- **TASK TO CARRY OUT**
Return the records that follow, matching each one exactly.

Excerpt from a dataset:

= = = =

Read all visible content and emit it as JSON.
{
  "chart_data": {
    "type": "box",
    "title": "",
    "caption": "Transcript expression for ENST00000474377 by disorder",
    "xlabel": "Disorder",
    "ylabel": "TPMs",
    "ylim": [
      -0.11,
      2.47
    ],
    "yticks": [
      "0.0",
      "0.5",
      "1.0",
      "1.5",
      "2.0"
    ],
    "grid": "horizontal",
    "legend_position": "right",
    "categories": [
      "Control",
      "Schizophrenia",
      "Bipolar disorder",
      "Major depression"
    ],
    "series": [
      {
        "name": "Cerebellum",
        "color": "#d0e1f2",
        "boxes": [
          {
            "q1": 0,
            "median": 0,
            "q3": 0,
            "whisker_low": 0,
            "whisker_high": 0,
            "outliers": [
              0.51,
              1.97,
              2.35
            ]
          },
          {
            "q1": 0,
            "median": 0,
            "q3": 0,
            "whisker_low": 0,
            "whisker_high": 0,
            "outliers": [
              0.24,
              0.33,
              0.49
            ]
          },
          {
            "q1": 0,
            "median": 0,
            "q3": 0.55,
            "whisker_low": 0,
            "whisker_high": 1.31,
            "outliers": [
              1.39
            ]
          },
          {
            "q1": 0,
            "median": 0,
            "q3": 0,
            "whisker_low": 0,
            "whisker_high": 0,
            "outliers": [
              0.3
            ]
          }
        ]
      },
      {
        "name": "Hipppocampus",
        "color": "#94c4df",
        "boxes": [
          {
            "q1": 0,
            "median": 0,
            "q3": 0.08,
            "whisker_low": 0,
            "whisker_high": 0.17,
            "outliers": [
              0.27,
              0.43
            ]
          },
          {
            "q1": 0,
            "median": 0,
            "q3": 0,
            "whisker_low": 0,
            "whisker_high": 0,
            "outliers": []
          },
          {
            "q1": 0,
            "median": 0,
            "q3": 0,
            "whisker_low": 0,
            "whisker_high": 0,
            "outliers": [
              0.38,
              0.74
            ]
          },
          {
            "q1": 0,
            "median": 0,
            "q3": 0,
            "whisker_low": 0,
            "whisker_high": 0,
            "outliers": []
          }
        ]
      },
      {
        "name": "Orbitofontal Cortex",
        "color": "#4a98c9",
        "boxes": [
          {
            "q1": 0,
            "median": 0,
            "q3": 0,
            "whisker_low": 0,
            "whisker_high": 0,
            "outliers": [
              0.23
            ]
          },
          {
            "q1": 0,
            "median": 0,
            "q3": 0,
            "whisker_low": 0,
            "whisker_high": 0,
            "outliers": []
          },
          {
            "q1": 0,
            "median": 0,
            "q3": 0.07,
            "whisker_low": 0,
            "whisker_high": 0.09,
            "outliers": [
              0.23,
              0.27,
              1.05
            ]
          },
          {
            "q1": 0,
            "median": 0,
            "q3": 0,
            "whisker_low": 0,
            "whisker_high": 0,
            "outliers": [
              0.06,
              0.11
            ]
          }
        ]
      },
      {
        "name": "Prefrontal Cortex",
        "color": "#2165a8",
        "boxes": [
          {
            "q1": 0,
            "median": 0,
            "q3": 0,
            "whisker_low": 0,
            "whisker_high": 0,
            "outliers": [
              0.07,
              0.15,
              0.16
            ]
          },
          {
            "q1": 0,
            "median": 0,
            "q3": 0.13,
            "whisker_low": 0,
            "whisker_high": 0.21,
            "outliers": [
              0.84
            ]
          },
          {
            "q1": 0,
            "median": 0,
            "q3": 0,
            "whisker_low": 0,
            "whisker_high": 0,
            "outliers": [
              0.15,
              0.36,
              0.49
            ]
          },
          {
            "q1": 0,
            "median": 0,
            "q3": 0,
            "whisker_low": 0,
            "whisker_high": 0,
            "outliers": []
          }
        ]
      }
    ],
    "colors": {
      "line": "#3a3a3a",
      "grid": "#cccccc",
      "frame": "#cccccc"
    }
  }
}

= = = =

- **RESULT FOR THIS TASK**
Read all visible content and emit it as JSON.
{
  "chart_data": {
    "type": "box",
    "title": "",
    "caption": "Transcript expression for ENST00000474377 by disorder",
    "xlabel": "Disorder",
    "ylabel": "TPMs",
    "ylim": [
      -0.11,
      2.47
    ],
    "yticks": [
      "0.0",
      "0.5",
      "1.0",
      "1.5",
      "2.0"
    ],
    "grid": "horizontal",
    "legend_position": "right",
    "categories": [
      "Control",
      "Schizophrenia",
      "Bipolar disorder",
      "Major depression"
    ],
    "series": [
      {
        "name": "Cerebellum",
        "color": "#d0e1f2",
        "boxes": [
          {
            "q1": 0,
            "median": 0,
            "q3": 0,
            "whisker_low": 0,
            "whisker_high": 0,
            "outliers": [
              0.51,
              1.97,
              2.35
            ]
          },
          {
            "q1": 0,
            "median": 0,
            "q3": 0,
            "whisker_low": 0,
            "whisker_high": 0,
            "outliers": [
              0.24,
              0.33,
              0.49
            ]
          },
          {
            "q1": 0,
            "median": 0,
            "q3": 0.55,
            "whisker_low": 0,
            "whisker_high": 1.31,
            "outliers": [
              1.39
            ]
          },
          {
            "q1": 0,
            "median": 0,
            "q3": 0,
            "whisker_low": 0,
            "whisker_high": 0,
            "outliers": [
              0.3
            ]
          }
        ]
      },
      {
        "name": "Hipppocampus",
        "color": "#94c4df",
        "boxes": [
          {
            "q1": 0,
            "median": 0,
            "q3": 0.08,
            "whisker_low": 0,
            "whisker_high": 0.17,
            "outliers": [
              0.27,
              0.43
            ]
          },
          {
            "q1": 0,
            "median": 0,
            "q3": 0,
            "whisker_low": 0,
            "whisker_high": 0,
            "outliers": []
          },
          {
            "q1": 0,
            "median": 0,
            "q3": 0,
            "whisker_low": 0,
            "whisker_high": 0,
            "outliers": [
              0.38,
              0.74
            ]
          },
          {
            "q1": 0,
            "median": 0,
            "q3": 0,
            "whisker_low": 0,
            "whisker_high": 0,
            "outliers": []
          }
        ]
      },
      {
        "name": "Orbitofontal Cortex",
        "color": "#4a98c9",
        "boxes": [
          {
            "q1": 0,
            "median": 0,
            "q3": 0,
            "whisker_low": 0,
            "whisker_high": 0,
            "outliers": [
              0.23
            ]
          },
          {
            "q1": 0,
            "median": 0,
            "q3": 0,
            "whisker_low": 0,
            "whisker_high": 0,
            "outliers": []
          },
          {
            "q1": 0,
            "median": 0,
            "q3": 0.07,
            "whisker_low": 0,
            "whisker_high": 0.09,
            "outliers": [
              0.23,
              0.27,
              1.05
            ]
          },
          {
            "q1": 0,
            "median": 0,
            "q3": 0,
            "whisker_low": 0,
            "whisker_high": 0,
            "outliers": [
              0.06,
              0.11
            ]
          }
        ]
      },
      {
        "name": "Prefrontal Cortex",
        "color": "#2165a8",
        "boxes": [
          {
            "q1": 0,
            "median": 0,
            "q3": 0,
            "whisker_low": 0,
            "whisker_high": 0,
            "outliers": [
              0.07,
              0.15,
              0.16
            ]
          },
          {
            "q1": 0,
            "median": 0,
            "q3": 0.13,
            "whisker_low": 0,
            "whisker_high": 0.21,
            "outliers": [
              0.84
            ]
          },
          {
            "q1": 0,
            "median": 0,
            "q3": 0,
            "whisker_low": 0,
            "whisker_high": 0,
            "outliers": [
              0.15,
              0.36,
              0.49
            ]
          },
          {
            "q1": 0,
            "median": 0,
            "q3": 0,
            "whisker_low": 0,
            "whisker_high": 0,
            "outliers": []
          }
        ]
      }
    ],
    "colors": {
      "line": "#3a3a3a",
      "grid": "#cccccc",
      "frame": "#cccccc"
    }
  }
}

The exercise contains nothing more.